** start of Input for this task **

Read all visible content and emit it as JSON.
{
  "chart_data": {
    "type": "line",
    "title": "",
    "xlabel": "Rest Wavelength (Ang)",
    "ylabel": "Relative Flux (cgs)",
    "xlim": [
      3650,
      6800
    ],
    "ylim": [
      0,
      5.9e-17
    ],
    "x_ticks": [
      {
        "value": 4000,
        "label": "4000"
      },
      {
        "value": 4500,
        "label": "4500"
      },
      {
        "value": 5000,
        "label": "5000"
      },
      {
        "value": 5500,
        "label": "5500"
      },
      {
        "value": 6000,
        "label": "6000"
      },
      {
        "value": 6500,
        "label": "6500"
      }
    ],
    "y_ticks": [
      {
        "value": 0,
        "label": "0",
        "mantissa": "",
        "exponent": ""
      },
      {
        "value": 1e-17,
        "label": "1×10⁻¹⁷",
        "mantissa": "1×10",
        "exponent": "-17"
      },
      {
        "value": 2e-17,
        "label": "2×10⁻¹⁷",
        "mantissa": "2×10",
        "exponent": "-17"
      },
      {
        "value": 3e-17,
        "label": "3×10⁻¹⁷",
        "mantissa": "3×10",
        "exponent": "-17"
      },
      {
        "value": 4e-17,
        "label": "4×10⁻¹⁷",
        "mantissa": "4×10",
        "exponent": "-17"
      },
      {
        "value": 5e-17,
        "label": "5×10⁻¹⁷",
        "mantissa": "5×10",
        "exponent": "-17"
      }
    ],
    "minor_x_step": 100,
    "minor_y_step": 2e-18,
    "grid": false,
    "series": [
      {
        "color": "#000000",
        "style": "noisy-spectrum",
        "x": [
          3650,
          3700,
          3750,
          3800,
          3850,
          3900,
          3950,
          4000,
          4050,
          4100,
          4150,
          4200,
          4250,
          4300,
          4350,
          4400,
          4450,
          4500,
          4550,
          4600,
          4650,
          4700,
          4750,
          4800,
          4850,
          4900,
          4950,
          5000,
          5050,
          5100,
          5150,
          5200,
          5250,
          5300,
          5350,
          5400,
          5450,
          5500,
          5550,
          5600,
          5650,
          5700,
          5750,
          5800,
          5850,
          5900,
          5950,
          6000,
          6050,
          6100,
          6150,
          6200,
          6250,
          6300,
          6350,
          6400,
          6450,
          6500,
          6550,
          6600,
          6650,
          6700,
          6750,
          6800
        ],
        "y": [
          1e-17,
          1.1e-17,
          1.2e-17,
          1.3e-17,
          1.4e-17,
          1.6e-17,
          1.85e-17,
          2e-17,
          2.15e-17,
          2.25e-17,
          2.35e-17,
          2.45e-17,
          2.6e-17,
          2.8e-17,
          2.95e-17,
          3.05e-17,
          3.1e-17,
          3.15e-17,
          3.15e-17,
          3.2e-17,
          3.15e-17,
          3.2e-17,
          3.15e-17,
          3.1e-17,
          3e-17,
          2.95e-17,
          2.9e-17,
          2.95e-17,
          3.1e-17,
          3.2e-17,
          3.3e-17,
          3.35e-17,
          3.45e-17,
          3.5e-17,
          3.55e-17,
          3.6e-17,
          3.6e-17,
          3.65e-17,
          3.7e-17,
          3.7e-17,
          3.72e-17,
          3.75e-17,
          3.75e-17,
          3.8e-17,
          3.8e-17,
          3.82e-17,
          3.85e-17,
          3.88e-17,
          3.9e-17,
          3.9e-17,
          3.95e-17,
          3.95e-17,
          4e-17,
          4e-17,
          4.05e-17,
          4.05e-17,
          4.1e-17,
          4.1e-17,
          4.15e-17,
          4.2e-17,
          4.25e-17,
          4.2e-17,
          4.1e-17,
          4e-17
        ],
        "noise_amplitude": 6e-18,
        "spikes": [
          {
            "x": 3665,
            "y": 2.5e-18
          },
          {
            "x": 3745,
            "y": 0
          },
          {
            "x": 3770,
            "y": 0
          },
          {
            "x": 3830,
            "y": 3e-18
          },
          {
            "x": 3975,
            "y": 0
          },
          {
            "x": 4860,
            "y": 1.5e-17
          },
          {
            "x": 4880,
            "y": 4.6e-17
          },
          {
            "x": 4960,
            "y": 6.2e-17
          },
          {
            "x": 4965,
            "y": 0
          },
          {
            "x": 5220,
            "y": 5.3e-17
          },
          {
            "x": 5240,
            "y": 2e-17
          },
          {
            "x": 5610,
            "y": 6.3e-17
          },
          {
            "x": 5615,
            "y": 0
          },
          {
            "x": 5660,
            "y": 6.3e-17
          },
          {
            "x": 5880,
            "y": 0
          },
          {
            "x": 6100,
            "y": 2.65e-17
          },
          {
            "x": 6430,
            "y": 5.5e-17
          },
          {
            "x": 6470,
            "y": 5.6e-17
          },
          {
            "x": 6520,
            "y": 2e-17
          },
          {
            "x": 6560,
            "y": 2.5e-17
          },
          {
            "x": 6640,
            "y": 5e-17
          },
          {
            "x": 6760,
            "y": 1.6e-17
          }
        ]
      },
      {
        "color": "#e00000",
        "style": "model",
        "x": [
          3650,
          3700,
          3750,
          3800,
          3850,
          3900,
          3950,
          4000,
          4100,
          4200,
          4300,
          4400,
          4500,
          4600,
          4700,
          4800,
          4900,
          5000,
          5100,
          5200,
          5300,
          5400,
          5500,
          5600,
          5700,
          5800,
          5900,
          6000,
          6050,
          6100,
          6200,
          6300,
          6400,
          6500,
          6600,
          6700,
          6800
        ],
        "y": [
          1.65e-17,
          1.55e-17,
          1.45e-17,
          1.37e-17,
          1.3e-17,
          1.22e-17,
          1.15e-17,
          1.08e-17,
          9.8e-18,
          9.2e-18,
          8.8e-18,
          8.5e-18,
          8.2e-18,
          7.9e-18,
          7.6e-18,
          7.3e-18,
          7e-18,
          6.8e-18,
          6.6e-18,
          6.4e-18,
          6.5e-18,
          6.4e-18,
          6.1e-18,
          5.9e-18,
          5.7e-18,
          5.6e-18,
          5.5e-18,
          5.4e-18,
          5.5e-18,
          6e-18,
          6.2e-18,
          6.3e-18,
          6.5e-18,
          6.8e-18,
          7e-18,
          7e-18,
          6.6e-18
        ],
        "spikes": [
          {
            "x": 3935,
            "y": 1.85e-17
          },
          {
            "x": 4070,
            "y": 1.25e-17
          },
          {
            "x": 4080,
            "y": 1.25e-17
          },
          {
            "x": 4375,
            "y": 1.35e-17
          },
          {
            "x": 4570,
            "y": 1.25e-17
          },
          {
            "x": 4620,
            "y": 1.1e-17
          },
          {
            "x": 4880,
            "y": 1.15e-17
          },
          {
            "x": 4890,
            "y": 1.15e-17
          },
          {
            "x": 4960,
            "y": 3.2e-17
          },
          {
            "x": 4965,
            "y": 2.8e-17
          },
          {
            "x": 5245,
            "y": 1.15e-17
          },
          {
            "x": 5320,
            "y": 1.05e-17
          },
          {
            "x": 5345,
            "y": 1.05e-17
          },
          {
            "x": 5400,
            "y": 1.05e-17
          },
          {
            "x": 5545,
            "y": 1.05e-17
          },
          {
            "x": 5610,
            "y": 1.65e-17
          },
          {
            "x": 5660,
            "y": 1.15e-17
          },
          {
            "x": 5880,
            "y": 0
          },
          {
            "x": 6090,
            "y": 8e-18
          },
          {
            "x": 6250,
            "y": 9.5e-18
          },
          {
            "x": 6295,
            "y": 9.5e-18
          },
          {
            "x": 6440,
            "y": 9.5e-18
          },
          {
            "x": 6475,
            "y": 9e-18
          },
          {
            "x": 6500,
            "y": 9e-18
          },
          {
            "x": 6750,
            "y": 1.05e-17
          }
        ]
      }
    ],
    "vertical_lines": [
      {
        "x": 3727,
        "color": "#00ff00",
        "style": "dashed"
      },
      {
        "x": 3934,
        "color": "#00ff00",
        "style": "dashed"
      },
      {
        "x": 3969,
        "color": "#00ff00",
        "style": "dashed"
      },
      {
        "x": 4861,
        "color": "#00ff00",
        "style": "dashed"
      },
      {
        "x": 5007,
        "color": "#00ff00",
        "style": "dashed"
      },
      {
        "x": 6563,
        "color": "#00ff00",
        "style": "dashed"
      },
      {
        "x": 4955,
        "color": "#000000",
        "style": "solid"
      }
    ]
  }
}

** end of Input for this task **
** start of Input for this task **

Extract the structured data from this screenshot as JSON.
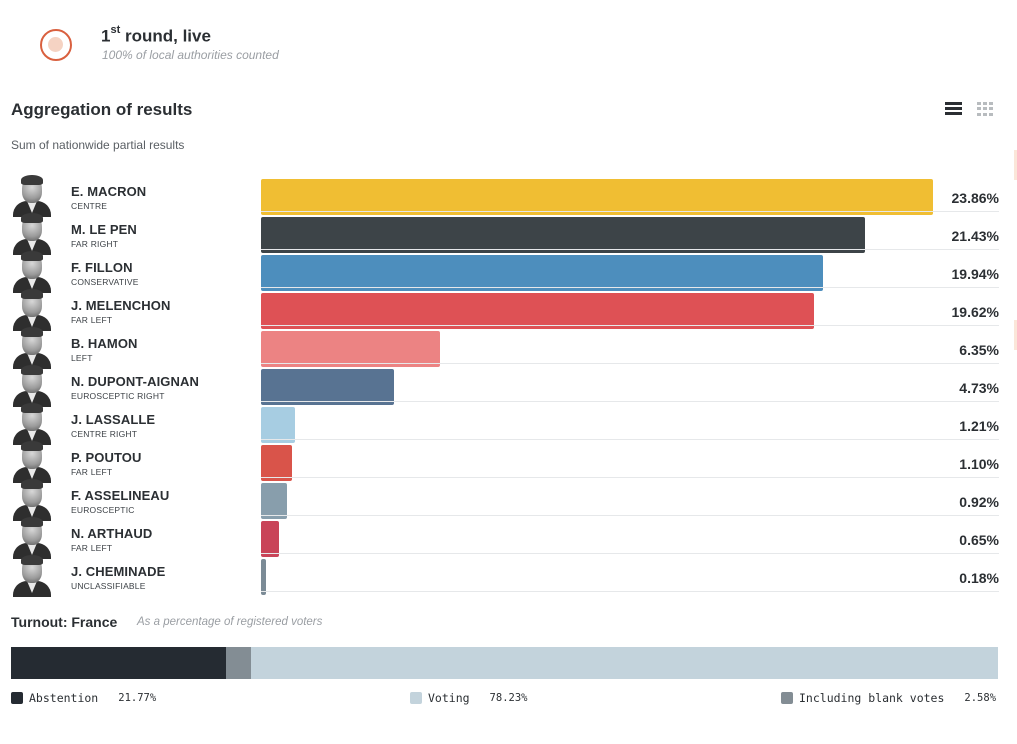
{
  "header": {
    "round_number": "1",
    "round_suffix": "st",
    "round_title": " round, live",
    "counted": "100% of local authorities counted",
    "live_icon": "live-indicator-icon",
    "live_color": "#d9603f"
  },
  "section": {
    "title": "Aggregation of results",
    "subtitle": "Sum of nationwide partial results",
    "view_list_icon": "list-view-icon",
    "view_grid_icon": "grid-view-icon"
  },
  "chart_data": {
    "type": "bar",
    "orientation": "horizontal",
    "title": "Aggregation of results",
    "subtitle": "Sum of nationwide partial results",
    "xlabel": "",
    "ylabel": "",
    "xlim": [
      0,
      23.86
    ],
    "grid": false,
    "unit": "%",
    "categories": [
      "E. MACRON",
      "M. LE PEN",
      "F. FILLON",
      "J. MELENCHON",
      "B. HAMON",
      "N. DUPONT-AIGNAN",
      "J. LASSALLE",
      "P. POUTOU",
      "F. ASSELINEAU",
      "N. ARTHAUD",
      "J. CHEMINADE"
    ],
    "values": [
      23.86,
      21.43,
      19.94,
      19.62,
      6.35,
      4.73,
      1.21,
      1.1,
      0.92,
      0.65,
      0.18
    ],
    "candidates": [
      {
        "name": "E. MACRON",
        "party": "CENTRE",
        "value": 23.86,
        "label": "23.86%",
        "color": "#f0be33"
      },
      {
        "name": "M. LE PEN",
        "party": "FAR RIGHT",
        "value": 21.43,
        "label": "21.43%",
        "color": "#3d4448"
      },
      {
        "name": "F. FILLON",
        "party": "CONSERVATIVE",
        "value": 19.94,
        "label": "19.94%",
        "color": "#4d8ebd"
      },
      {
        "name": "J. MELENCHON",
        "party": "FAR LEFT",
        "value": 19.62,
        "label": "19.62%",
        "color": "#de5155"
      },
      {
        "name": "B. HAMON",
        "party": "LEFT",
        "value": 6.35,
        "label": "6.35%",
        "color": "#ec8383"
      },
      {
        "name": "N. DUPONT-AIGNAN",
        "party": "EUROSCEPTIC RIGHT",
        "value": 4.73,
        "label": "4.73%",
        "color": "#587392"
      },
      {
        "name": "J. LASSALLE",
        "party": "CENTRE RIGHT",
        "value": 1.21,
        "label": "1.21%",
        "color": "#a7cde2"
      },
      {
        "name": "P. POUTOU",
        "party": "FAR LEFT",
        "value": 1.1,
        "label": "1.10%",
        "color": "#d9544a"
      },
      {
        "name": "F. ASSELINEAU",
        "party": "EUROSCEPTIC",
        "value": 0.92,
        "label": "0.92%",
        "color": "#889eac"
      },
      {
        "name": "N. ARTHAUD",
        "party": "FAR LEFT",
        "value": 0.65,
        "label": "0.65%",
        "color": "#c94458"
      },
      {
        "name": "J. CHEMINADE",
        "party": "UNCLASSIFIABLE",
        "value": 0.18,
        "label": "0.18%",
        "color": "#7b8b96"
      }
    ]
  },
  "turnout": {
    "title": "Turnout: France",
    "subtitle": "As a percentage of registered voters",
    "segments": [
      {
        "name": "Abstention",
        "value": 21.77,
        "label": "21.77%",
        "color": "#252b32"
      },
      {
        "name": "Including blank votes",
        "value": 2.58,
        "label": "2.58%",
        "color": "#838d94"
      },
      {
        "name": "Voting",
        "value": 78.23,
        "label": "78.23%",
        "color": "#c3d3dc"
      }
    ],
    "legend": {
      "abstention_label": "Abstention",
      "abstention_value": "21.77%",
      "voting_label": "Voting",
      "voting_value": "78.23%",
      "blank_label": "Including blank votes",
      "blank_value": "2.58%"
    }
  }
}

** end of Input for this task **
** start of Input for this task **

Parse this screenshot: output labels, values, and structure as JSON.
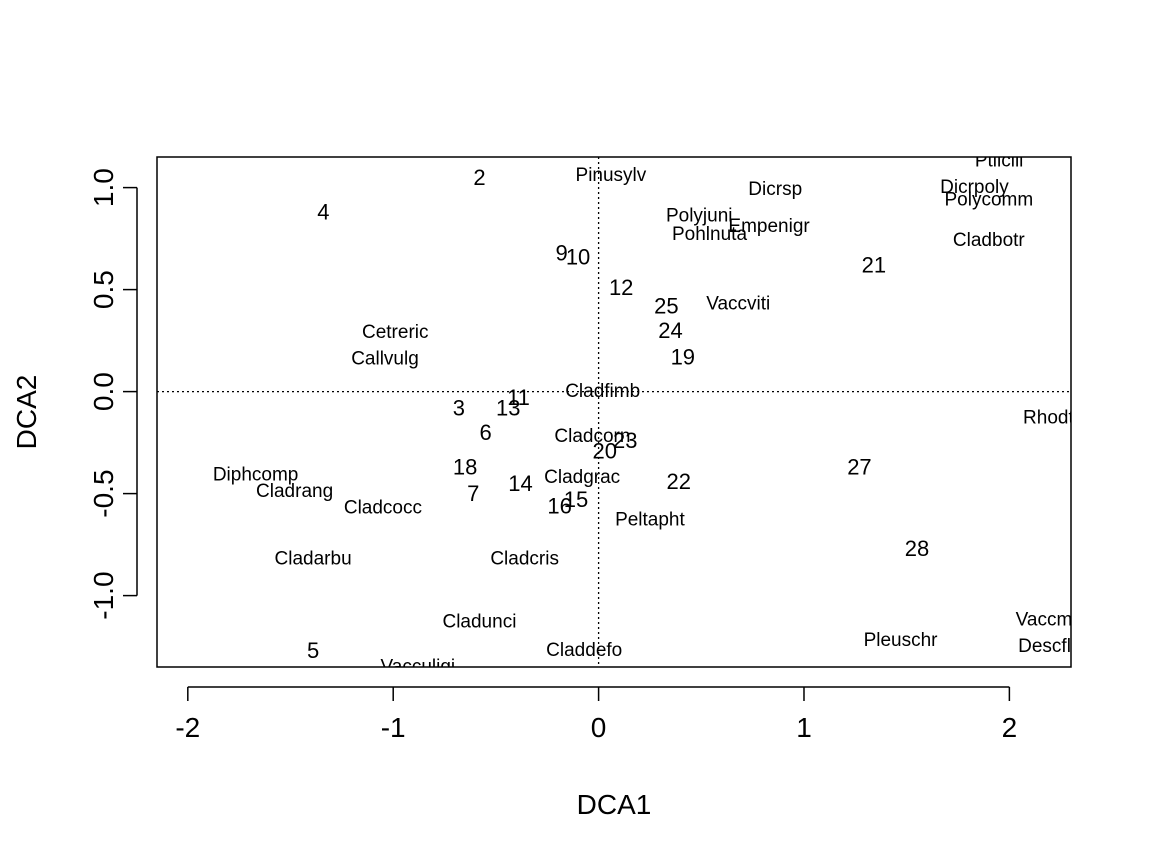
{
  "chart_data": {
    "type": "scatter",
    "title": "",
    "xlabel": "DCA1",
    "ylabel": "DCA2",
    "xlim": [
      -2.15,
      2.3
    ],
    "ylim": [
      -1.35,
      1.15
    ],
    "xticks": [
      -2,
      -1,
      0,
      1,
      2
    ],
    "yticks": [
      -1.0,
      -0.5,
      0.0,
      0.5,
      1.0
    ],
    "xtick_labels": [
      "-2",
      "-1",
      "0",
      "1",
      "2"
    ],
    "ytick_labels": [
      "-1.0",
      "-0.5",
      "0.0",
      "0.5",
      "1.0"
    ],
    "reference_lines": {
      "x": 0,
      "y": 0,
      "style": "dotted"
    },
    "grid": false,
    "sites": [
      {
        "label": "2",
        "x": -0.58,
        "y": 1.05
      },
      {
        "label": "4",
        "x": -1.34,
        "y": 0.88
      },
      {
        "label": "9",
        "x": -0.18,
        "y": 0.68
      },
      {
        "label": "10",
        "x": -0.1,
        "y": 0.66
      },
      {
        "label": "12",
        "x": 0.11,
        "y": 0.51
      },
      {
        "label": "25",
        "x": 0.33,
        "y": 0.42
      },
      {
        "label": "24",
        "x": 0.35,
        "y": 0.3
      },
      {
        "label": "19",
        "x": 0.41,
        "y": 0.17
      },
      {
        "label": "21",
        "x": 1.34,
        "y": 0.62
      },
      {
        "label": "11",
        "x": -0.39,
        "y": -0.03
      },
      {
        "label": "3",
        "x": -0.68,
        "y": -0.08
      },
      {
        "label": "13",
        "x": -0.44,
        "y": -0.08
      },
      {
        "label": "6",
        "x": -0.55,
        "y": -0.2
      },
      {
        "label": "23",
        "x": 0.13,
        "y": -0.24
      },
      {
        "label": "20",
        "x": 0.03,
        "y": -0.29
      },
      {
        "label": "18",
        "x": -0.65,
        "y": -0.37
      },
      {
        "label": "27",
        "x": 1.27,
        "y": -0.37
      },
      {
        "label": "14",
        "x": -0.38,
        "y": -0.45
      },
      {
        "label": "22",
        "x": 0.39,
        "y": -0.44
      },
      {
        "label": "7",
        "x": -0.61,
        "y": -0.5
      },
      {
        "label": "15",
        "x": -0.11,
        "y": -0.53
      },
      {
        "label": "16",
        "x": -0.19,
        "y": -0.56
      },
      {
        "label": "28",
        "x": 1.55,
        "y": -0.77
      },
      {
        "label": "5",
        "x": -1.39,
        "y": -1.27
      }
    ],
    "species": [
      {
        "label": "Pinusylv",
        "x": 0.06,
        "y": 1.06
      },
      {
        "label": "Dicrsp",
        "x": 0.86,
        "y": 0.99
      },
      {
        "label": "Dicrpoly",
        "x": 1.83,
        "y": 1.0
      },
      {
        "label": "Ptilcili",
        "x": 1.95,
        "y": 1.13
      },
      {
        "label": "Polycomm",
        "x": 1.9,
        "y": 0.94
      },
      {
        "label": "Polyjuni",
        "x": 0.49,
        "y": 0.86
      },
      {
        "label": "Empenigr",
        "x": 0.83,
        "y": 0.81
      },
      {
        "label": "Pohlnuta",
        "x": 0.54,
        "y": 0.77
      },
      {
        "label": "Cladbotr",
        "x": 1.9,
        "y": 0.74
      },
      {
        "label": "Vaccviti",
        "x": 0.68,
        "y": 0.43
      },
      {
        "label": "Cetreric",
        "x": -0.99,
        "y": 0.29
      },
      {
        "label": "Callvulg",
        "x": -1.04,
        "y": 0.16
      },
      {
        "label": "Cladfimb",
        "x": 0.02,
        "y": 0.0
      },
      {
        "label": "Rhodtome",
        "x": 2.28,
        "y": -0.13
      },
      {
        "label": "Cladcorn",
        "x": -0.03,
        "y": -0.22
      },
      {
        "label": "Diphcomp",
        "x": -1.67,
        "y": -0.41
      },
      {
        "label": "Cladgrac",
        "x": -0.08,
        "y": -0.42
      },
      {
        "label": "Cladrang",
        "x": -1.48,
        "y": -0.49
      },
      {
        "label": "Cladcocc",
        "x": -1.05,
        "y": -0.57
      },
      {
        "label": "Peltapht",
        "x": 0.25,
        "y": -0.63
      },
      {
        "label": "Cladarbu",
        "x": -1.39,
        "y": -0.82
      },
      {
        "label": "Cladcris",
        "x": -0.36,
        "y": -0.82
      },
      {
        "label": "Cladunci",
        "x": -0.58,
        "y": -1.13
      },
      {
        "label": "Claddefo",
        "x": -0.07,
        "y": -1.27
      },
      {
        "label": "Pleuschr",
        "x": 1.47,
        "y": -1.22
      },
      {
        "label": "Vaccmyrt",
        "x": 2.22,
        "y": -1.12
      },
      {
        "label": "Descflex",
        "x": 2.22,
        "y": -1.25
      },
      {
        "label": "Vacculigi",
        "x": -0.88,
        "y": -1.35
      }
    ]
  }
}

** end of Input for this task **

What you have to do:
Copy every line in the records above that contains the word "AIGNAN".

Response to the task:
      "N. DUPONT-AIGNAN",
        "name": "N. DUPONT-AIGNAN",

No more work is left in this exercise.